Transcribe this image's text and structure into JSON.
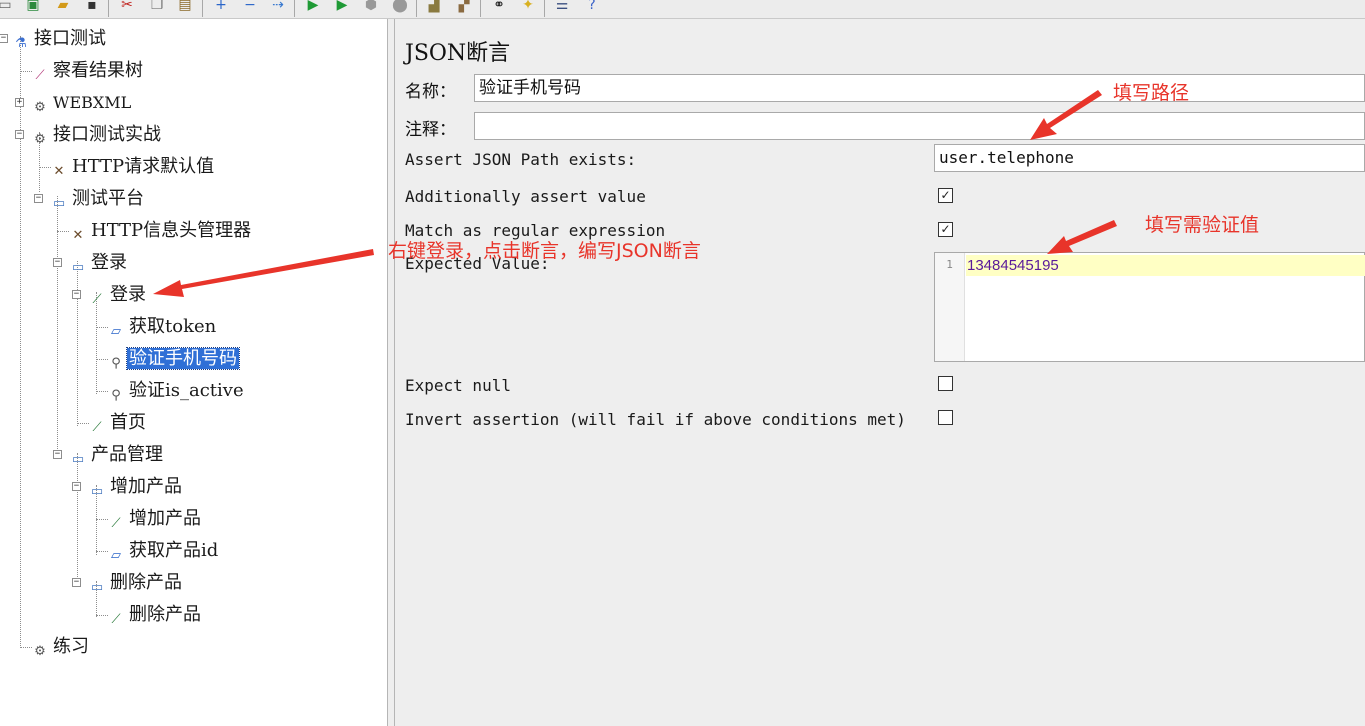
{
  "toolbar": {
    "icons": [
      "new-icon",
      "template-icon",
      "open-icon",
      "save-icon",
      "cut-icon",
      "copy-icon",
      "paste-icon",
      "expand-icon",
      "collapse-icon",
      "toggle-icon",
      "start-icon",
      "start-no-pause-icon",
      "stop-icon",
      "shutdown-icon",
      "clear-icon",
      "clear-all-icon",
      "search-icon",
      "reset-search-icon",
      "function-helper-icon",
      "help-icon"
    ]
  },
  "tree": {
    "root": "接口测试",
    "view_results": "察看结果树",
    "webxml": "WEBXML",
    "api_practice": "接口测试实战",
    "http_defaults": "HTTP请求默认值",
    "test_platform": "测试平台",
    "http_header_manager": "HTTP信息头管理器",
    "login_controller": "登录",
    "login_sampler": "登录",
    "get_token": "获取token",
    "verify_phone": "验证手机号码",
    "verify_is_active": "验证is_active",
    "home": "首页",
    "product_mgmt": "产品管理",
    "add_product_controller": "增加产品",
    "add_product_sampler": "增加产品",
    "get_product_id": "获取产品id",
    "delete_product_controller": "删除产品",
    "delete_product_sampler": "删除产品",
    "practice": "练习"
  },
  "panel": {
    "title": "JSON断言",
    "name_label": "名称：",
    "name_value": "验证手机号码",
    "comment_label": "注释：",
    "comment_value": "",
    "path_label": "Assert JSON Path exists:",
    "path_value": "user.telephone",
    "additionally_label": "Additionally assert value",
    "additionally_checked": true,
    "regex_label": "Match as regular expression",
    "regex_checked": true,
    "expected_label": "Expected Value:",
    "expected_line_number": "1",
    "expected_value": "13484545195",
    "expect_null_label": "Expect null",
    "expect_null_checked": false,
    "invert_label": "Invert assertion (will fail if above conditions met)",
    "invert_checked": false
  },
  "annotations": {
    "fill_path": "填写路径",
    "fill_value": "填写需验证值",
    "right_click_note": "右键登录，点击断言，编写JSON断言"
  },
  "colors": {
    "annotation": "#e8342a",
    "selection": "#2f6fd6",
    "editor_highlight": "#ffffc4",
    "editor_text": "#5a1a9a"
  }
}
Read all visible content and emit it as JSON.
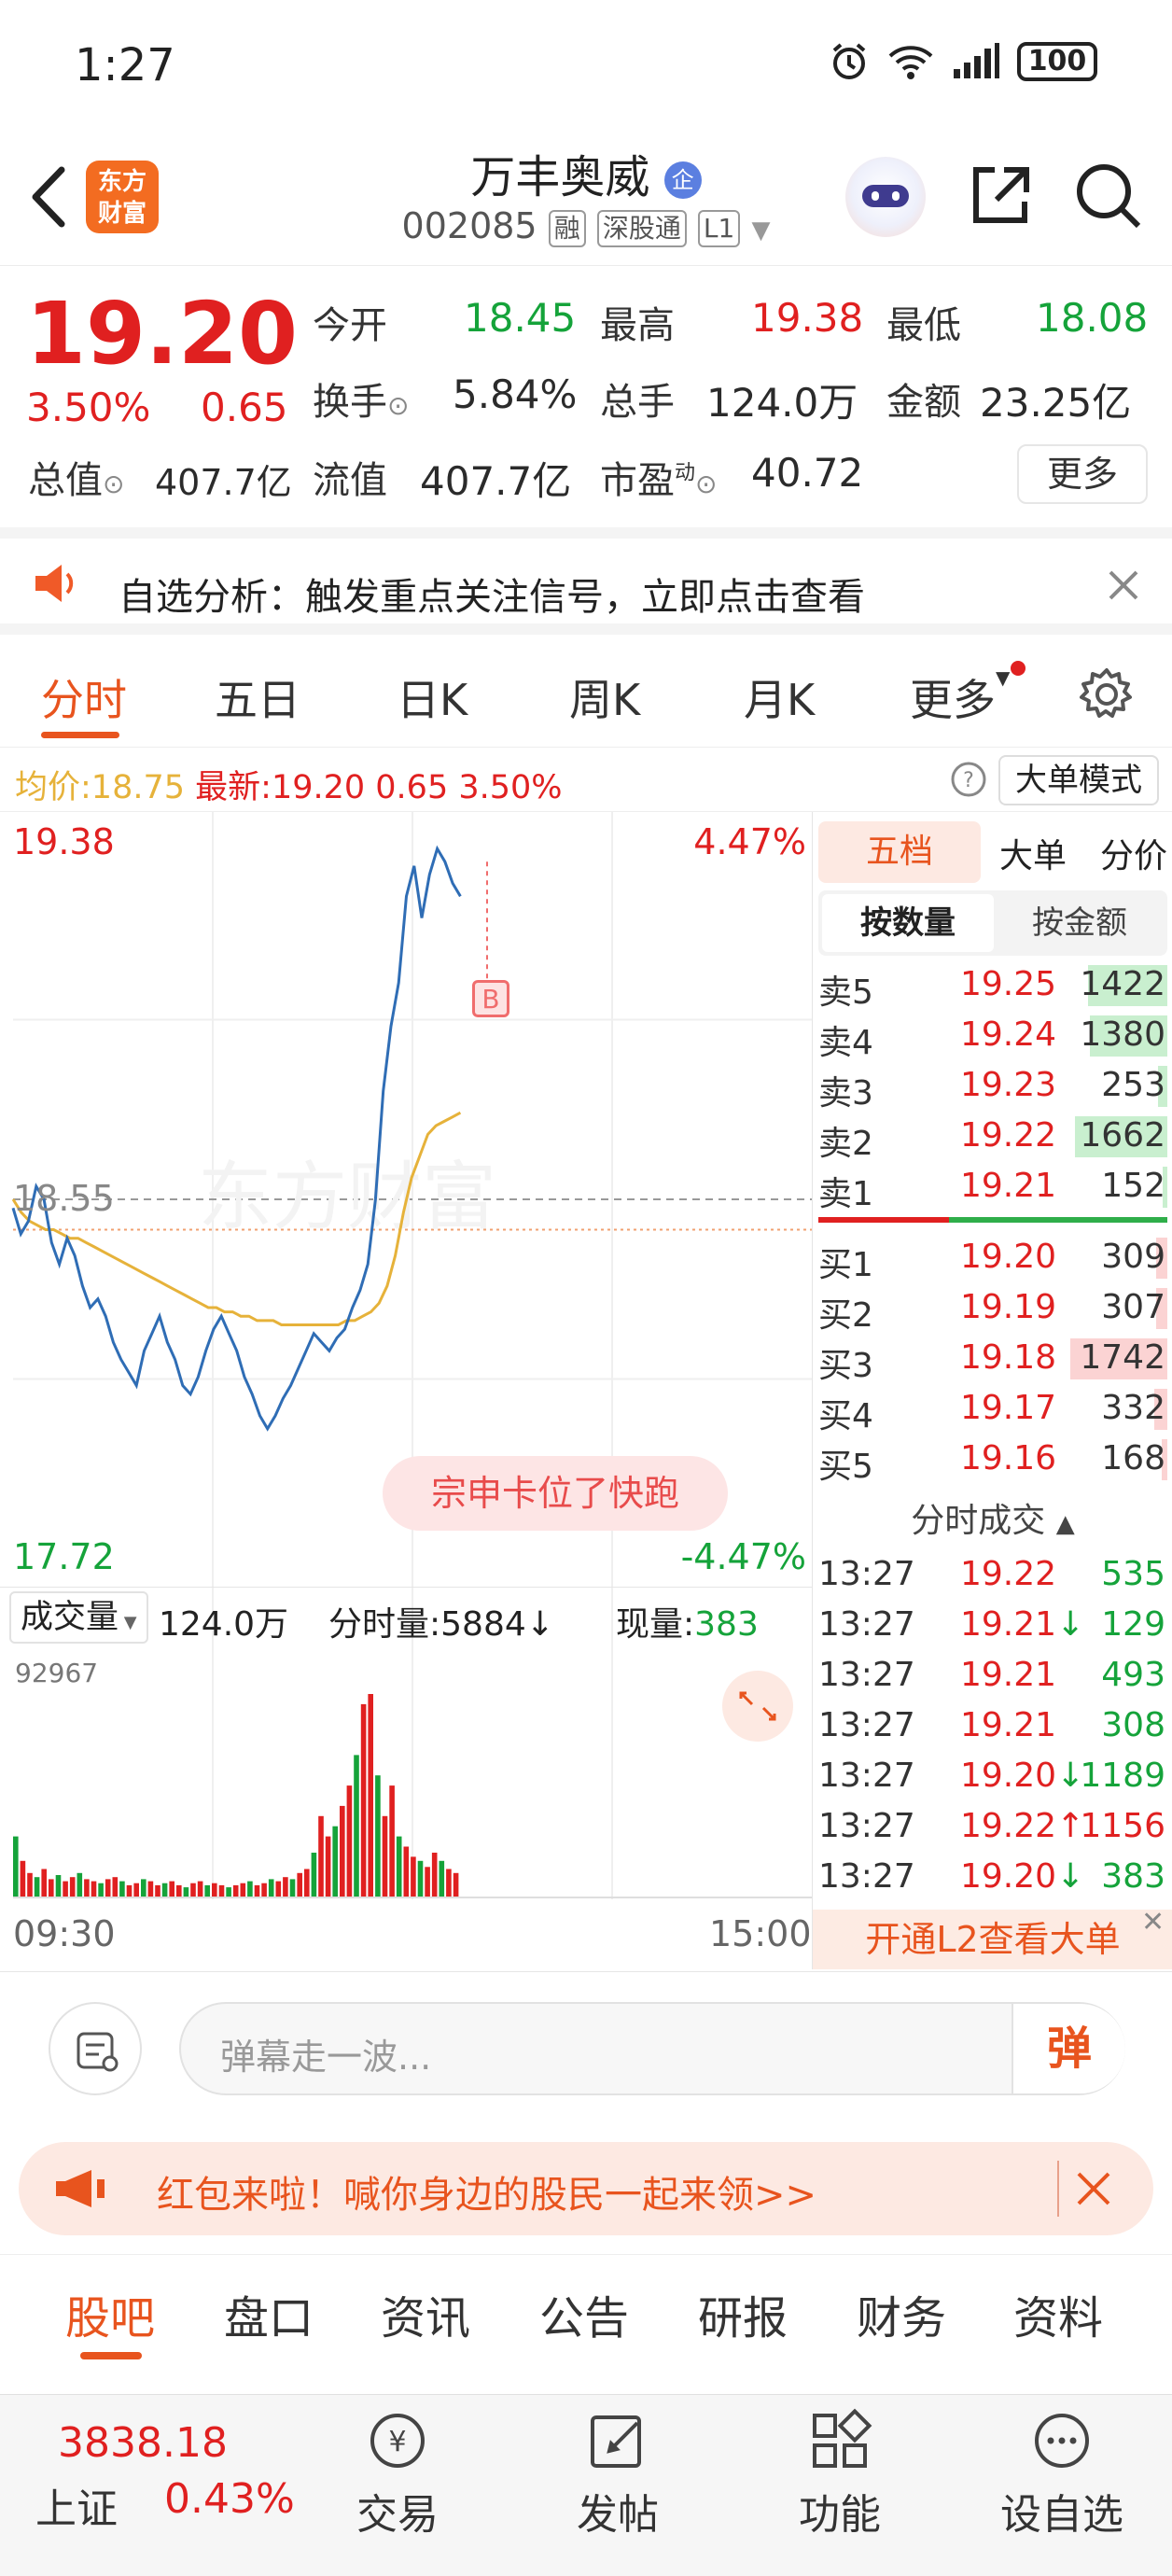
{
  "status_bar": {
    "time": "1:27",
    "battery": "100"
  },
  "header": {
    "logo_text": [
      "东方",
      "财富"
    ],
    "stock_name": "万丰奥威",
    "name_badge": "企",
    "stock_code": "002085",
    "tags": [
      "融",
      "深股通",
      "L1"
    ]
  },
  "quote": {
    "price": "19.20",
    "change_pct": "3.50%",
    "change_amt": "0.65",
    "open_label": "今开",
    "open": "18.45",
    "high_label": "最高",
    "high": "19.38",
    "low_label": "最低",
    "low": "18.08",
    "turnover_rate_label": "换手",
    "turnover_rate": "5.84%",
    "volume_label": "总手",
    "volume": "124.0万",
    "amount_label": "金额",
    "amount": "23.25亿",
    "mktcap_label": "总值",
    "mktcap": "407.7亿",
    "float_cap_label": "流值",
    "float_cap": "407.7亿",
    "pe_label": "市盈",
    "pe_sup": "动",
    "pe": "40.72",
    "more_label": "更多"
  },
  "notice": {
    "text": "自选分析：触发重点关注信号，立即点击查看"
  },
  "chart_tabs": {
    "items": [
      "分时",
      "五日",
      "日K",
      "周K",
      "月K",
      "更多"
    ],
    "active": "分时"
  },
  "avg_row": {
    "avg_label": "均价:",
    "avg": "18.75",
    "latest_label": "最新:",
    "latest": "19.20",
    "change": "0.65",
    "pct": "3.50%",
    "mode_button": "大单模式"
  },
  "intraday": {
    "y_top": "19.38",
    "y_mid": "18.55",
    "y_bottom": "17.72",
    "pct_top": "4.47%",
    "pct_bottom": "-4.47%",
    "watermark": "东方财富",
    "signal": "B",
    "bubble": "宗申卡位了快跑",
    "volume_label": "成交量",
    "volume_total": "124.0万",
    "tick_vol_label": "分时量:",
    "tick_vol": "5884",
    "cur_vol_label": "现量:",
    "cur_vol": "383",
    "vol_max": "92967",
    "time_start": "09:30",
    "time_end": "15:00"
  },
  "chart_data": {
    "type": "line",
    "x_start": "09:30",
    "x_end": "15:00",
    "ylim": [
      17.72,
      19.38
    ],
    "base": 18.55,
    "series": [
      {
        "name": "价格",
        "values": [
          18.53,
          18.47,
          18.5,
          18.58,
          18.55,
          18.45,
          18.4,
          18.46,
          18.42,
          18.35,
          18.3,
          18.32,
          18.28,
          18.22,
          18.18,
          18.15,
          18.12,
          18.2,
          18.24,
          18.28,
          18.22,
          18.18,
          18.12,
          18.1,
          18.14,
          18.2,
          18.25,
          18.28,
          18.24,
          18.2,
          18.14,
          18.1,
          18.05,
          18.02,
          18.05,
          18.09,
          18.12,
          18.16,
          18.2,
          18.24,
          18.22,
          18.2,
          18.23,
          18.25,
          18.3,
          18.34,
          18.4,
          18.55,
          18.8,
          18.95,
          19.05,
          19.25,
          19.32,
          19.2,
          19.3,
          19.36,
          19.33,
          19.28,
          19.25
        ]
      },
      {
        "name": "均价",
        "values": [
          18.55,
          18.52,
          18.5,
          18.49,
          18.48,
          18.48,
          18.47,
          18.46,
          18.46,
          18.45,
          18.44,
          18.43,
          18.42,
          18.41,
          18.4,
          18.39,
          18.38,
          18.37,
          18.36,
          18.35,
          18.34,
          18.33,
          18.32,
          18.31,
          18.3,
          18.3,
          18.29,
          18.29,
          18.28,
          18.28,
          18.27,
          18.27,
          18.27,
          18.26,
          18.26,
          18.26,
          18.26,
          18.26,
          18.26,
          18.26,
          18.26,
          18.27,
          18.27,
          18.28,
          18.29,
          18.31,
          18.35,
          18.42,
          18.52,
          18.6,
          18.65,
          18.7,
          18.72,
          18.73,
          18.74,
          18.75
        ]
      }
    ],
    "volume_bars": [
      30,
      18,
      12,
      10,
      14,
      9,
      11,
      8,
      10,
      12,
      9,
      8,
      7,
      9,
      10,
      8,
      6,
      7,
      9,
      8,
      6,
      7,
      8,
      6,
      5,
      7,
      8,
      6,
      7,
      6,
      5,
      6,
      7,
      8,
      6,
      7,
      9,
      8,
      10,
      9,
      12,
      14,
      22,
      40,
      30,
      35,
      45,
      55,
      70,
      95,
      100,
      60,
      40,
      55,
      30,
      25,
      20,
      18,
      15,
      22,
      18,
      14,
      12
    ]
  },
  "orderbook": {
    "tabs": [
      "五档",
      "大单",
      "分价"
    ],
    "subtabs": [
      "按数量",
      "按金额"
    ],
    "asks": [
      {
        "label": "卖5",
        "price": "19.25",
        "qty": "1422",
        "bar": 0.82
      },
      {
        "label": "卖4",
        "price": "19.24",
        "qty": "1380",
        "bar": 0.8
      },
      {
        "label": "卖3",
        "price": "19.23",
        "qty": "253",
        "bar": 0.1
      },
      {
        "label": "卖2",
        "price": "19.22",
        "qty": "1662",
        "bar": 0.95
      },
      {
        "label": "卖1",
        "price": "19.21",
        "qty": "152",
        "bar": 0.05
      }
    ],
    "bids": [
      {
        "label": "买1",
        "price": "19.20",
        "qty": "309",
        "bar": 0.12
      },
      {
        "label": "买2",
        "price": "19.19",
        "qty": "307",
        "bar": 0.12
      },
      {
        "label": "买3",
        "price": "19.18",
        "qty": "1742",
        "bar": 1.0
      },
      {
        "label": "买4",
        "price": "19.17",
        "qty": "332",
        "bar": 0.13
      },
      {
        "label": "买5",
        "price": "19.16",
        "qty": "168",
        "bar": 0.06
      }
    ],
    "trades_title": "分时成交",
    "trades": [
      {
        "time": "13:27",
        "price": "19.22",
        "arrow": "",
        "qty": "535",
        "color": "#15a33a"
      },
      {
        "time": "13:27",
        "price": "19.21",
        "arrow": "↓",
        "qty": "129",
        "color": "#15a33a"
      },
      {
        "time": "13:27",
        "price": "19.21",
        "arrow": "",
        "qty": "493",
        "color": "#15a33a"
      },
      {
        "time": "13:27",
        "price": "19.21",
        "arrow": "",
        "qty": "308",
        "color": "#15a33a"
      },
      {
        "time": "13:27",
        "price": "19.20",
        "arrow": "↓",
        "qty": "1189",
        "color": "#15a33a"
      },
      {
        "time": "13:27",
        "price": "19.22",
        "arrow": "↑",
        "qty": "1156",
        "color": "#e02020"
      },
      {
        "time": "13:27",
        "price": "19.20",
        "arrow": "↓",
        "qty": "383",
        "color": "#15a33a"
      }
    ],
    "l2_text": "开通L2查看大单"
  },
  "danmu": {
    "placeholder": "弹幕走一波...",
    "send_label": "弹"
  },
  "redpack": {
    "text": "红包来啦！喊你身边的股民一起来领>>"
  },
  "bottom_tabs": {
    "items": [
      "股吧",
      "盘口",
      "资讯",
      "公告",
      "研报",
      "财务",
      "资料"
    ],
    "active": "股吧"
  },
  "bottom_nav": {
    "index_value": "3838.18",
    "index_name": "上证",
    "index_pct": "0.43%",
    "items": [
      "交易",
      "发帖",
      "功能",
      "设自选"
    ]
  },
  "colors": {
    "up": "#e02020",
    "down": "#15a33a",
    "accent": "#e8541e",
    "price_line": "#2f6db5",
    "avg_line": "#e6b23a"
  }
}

◆ ◆ ◆

*WORK TO BE COMPLETED*
In the listing, find every line containing the word "true" and list it.

*COMPLETED EXERCISE*
    "additionally_checked": true,
    "regex_checked": true,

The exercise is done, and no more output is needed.